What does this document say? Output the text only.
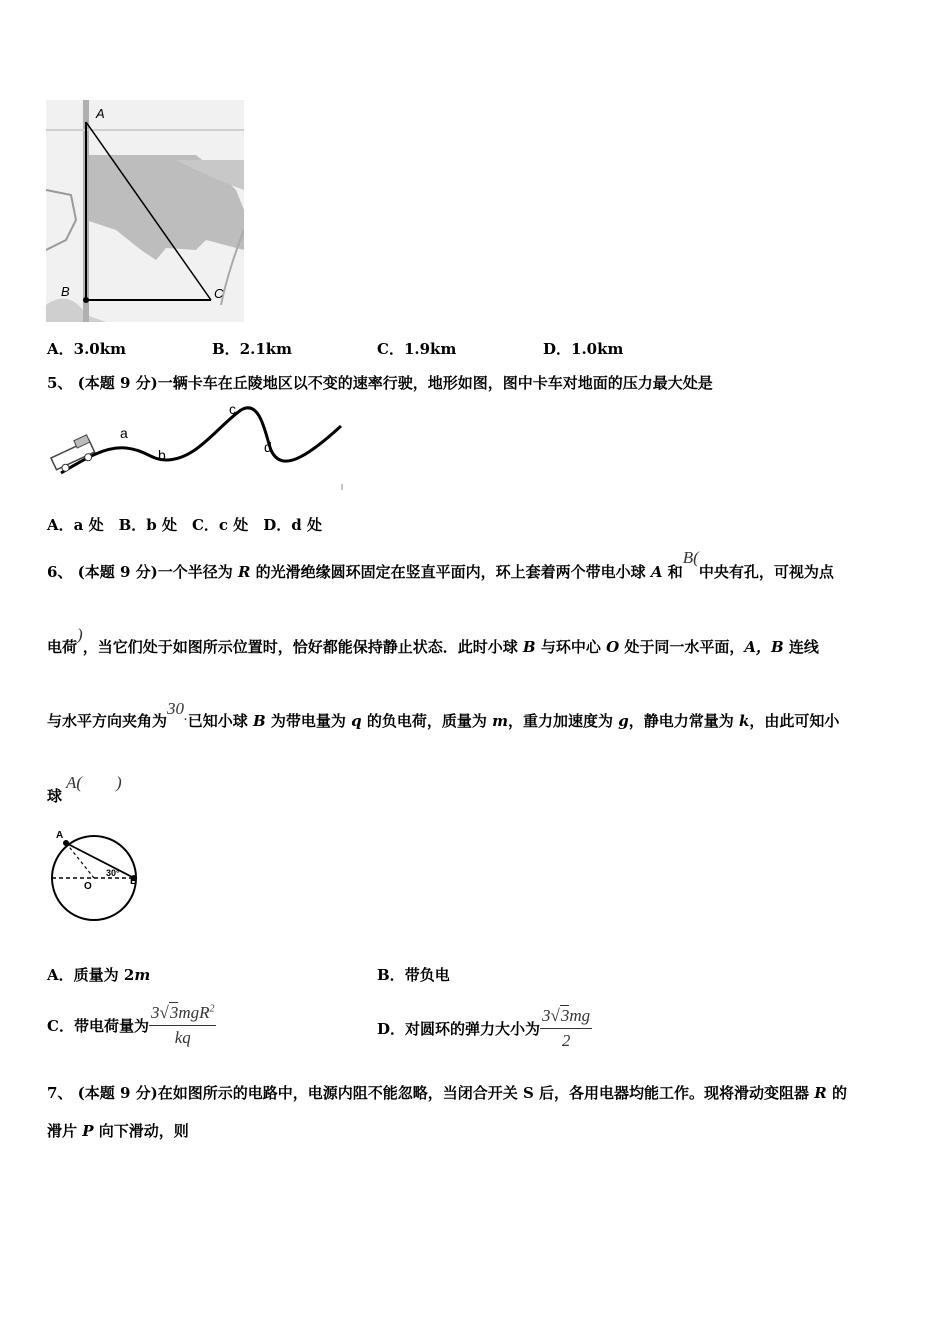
A
B	C
A．3.0km	B．2.1km	C．1.9km	D．1.0km
5、 (本题 9 分)一辆卡车在丘陵地区以不变的速率行驶，地形如图，图中卡车对地面的压力最大处是
a
b
c
d
A．a 处　B．b 处　C．c 处　D．d 处
6、 (本题 9 分)一个半径为 R 的光滑绝缘圆环固定在竖直平面内，环上套着两个带电小球 A 和B(中央有孔，可视为点
电荷)，当它们处于如图所示位置时，恰好都能保持静止状态．此时小球 B 与环中心 O 处于同一水平面，A，B 连线
与水平方向夹角为30.已知小球 B 为带电量为 q 的负电荷，质量为 m，重力加速度为 g，静电力常量为 k，由此可知小
球
A(　　)
A
B
O
30°
A．质量为 2m	B．带负电
C． 带电荷量为 $\frac{3√3mgR^2}{kq}$	D． 对圆环的弹力大小为 $\frac{3√3mg}{2}$
7、 (本题 9 分)在如图所示的电路中，电源内阻不能忽略，当闭合开关 S 后，各用电器均能工作。现将滑动变阻器 R 的
滑片 P 向下滑动，则
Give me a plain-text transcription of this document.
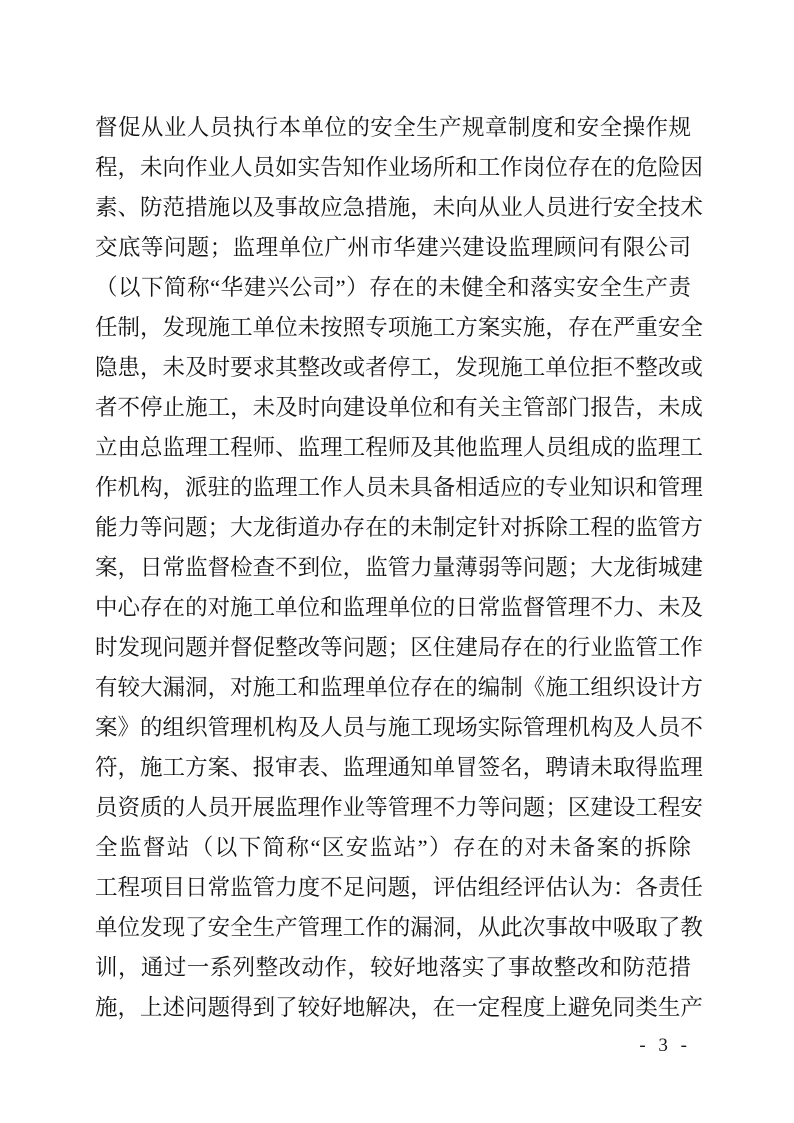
督 促 从 业 人 员 执 行 本 单 位 的 安 全 生 产 规 章 制 度 和 安 全 操 作 规
程 ， 未 向 作 业 人 员 如 实 告 知 作 业 场 所 和 工 作 岗 位 存 在 的 危 险 因
素 、 防 范 措 施 以 及 事 故 应 急 措 施 ， 未 向 从 业 人 员 进 行 安 全 技 术
交 底 等 问 题 ； 监 理 单 位 广 州 市 华 建 兴 建 设 监 理 顾 问 有 限 公 司
（ 以 下 简 称 “ 华 建 兴 公 司 ” ） 存 在 的 未 健 全 和 落 实 安 全 生 产 责
任 制 ， 发 现 施 工 单 位 未 按 照 专 项 施 工 方 案 实 施 ， 存 在 严 重 安 全
隐 患 ， 未 及 时 要 求 其 整 改 或 者 停 工 ， 发 现 施 工 单 位 拒 不 整 改 或
者 不 停 止 施 工 ， 未 及 时 向 建 设 单 位 和 有 关 主 管 部 门 报 告 ， 未 成
立 由 总 监 理 工 程 师 、 监 理 工 程 师 及 其 他 监 理 人 员 组 成 的 监 理 工
作 机 构 ， 派 驻 的 监 理 工 作 人 员 未 具 备 相 适 应 的 专 业 知 识 和 管 理
能 力 等 问 题 ； 大 龙 街 道 办 存 在 的 未 制 定 针 对 拆 除 工 程 的 监 管 方
案 ， 日 常 监 督 检 查 不 到 位 ， 监 管 力 量 薄 弱 等 问 题 ； 大 龙 街 城 建
中 心 存 在 的 对 施 工 单 位 和 监 理 单 位 的 日 常 监 督 管 理 不 力 、 未 及
时 发 现 问 题 并 督 促 整 改 等 问 题 ； 区 住 建 局 存 在 的 行 业 监 管 工 作
有 较 大 漏 洞 ， 对 施 工 和 监 理 单 位 存 在 的 编 制 《 施 工 组 织 设 计 方
案 》 的 组 织 管 理 机 构 及 人 员 与 施 工 现 场 实 际 管 理 机 构 及 人 员 不
符 ， 施 工 方 案 、 报 审 表 、 监 理 通 知 单 冒 签 名 ， 聘 请 未 取 得 监 理
员 资 质 的 人 员 开 展 监 理 作 业 等 管 理 不 力 等 问 题 ； 区 建 设 工 程 安
全 监 督 站 （ 以 下 简 称 “ 区 安 监 站 ” ） 存 在 的 对 未 备 案 的 拆 除
工 程 项 目 日 常 监 管 力 度 不 足 问 题 ， 评 估 组 经 评 估 认 为 ： 各 责 任
单 位 发 现 了 安 全 生 产 管 理 工 作 的 漏 洞 ， 从 此 次 事 故 中 吸 取 了 教
训 ， 通 过 一 系 列 整 改 动 作 ， 较 好 地 落 实 了 事 故 整 改 和 防 范 措
施 ， 上 述 问 题 得 到 了 较 好 地 解 决 ， 在 一 定 程 度 上 避 免 同 类 生 产
- 3 -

---

# EXERCISE TASK:
Give only a number: how many lines of the data hold the string "document"?

# RESULT OF THIS EXERCISE:
2